Raw records:
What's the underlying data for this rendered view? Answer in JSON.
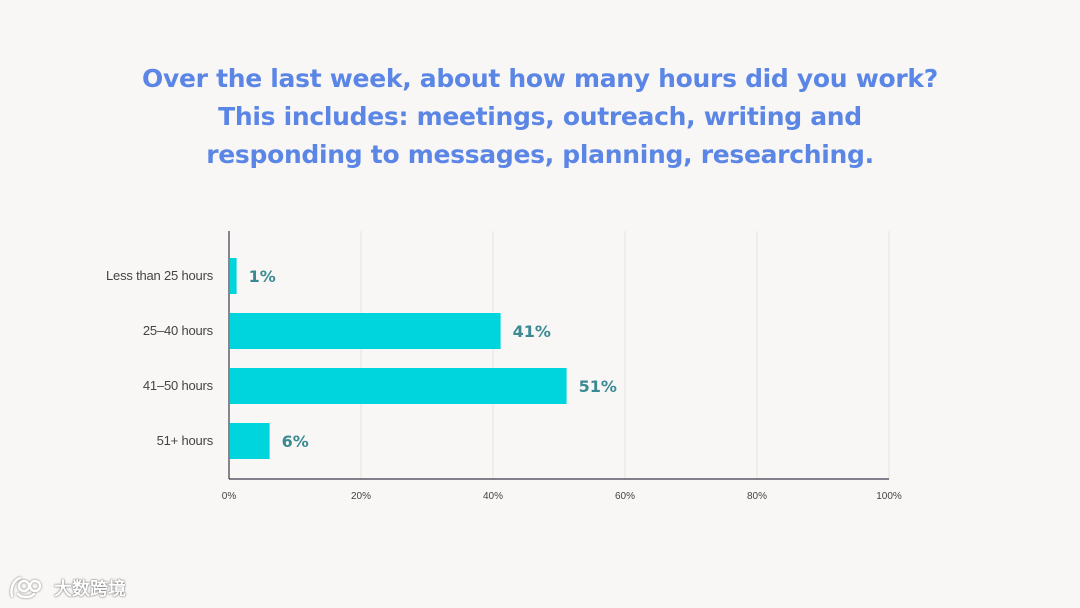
{
  "title": "Over the last week, about how many hours did you work? This includes: meetings, outreach, writing and responding to messages, planning, researching.",
  "colors": {
    "title": "#5b86e5",
    "bar": "#00d5dd",
    "value_label": "#3b8a93",
    "axis_text": "#444444",
    "grid": "#e3e3e3",
    "axis": "#3a3a4a"
  },
  "watermark": {
    "icon": "logo-icon",
    "text": "大数跨境"
  },
  "chart_data": {
    "type": "bar",
    "orientation": "horizontal",
    "categories": [
      "Less than 25 hours",
      "25–40 hours",
      "41–50 hours",
      "51+ hours"
    ],
    "values": [
      1,
      41,
      51,
      6
    ],
    "value_labels": [
      "1%",
      "41%",
      "51%",
      "6%"
    ],
    "x_ticks": [
      "0%",
      "20%",
      "40%",
      "60%",
      "80%",
      "100%"
    ],
    "xlim": [
      0,
      100
    ],
    "grid": true,
    "legend": false,
    "title": "Over the last week, about how many hours did you work? This includes: meetings, outreach, writing and responding to messages, planning, researching.",
    "xlabel": "",
    "ylabel": ""
  }
}
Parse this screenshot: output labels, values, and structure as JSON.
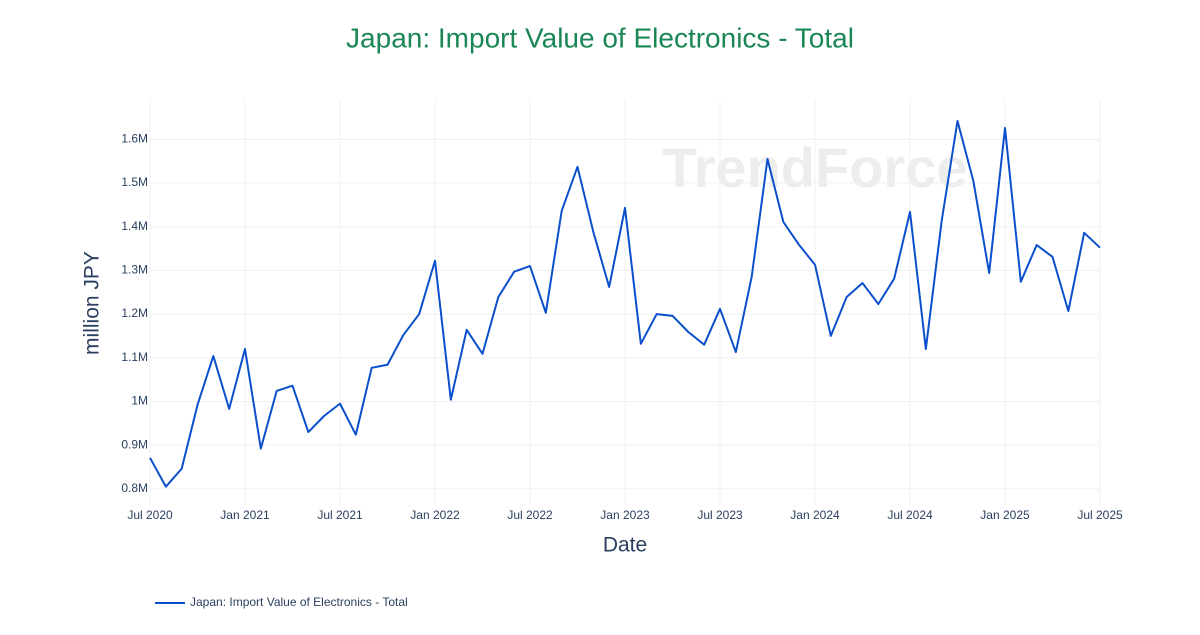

▸ AIM:
Gather, from the listing above, every line carrying the word "about".

▸ SOLUTION TO THIS PROBLEM:
  "title": "Over the last week, about how many hours did you work? This includes: meetings, outreach, writing and responding to messages, planning, researching.",
    "title": "Over the last week, about how many hours did you work? This includes: meetings, outreach, writing and responding to messages, planning, researching.",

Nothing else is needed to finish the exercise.